## EXERCISE
Starting at the first line of the material and ending after the line that contains "legend-ceo: Gesamtindex der", render those lines as a numbered list with blank lines omitted.

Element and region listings
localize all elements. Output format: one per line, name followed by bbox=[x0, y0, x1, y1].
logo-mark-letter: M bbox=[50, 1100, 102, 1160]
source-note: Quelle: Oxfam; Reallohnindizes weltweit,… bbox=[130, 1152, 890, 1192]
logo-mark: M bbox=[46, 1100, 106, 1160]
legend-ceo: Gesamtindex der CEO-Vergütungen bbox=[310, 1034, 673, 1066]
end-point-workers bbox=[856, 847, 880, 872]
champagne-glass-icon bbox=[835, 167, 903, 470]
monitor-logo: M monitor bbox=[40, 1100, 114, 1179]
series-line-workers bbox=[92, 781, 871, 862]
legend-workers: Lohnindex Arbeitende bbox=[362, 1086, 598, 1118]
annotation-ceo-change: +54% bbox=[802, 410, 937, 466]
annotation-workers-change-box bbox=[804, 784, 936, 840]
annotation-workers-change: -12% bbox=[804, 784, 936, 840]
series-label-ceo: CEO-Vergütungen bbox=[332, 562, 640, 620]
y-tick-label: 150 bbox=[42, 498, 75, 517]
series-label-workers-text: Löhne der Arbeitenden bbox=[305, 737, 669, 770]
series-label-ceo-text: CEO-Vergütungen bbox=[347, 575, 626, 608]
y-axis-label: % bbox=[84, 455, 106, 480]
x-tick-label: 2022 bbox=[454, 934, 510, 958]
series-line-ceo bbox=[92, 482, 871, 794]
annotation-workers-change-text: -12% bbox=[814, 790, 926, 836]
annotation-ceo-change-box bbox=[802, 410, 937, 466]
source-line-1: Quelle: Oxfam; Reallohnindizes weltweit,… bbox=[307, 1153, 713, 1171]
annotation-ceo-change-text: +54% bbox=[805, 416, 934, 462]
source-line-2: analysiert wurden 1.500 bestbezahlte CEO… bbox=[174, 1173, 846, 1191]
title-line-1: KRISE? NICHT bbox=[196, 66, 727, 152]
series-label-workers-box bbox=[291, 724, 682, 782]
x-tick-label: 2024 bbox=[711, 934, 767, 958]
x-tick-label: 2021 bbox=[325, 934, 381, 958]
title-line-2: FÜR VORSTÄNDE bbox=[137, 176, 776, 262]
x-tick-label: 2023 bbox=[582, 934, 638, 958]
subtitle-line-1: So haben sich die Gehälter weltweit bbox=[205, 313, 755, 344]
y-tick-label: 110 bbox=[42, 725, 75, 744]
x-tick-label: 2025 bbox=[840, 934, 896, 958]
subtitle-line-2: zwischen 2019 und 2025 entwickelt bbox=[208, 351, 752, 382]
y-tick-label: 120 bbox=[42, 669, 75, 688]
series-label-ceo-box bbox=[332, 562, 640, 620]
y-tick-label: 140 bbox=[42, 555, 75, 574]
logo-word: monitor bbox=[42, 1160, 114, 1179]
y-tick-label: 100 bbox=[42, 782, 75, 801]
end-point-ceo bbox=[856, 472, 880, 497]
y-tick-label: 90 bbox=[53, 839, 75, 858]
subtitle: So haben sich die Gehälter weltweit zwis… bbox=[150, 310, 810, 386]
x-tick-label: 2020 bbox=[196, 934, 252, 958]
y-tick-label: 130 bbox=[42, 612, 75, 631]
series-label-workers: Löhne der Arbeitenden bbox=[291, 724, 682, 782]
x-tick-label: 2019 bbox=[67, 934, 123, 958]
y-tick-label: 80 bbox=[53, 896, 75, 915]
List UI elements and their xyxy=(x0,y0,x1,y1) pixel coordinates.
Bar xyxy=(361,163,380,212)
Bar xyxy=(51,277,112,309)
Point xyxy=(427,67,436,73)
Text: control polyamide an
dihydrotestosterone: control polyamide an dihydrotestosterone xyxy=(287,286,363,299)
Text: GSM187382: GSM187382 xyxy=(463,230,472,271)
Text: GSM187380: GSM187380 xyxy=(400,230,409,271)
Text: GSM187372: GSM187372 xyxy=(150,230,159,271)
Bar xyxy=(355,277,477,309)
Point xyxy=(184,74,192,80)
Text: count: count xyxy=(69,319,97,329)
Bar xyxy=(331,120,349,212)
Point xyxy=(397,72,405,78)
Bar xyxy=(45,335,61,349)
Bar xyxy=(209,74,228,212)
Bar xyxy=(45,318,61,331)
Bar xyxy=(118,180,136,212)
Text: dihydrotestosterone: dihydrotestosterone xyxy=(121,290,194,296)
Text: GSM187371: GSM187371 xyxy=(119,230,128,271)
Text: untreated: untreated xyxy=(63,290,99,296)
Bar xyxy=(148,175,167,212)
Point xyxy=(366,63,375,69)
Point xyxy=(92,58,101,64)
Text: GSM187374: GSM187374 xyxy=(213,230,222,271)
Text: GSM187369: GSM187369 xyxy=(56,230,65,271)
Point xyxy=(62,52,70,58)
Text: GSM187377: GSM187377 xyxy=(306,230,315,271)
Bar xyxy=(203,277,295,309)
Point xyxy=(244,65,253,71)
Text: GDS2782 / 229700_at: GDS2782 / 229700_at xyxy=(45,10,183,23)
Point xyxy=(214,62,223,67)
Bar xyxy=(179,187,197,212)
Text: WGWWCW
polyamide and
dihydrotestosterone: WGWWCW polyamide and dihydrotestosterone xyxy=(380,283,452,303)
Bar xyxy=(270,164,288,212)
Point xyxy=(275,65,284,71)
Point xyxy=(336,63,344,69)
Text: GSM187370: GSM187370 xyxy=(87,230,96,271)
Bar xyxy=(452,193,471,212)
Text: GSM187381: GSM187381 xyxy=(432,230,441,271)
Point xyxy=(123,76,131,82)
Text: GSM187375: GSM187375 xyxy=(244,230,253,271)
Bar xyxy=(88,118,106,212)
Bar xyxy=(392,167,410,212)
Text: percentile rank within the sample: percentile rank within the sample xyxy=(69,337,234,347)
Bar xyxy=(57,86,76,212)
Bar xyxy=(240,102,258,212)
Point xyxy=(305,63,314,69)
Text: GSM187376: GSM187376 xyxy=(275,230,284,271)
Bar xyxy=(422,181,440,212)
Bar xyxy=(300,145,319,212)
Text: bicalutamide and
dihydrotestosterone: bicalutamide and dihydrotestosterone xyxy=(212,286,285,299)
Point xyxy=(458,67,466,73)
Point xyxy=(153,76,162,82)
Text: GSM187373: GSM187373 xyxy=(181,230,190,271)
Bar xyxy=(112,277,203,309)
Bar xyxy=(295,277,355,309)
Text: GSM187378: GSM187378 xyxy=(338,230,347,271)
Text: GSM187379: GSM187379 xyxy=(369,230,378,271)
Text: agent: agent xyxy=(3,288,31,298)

## FULL RESPONSE
1. localize all elements. Output format: one per line, name followed by bbox=[x0, y0, x1, y1].
2. logo-mark-letter: M bbox=[50, 1100, 102, 1160]
3. source-note: Quelle: Oxfam; Reallohnindizes weltweit,… bbox=[130, 1152, 890, 1192]
4. logo-mark: M bbox=[46, 1100, 106, 1160]
5. legend-ceo: Gesamtindex der CEO-Vergütungen bbox=[310, 1034, 673, 1066]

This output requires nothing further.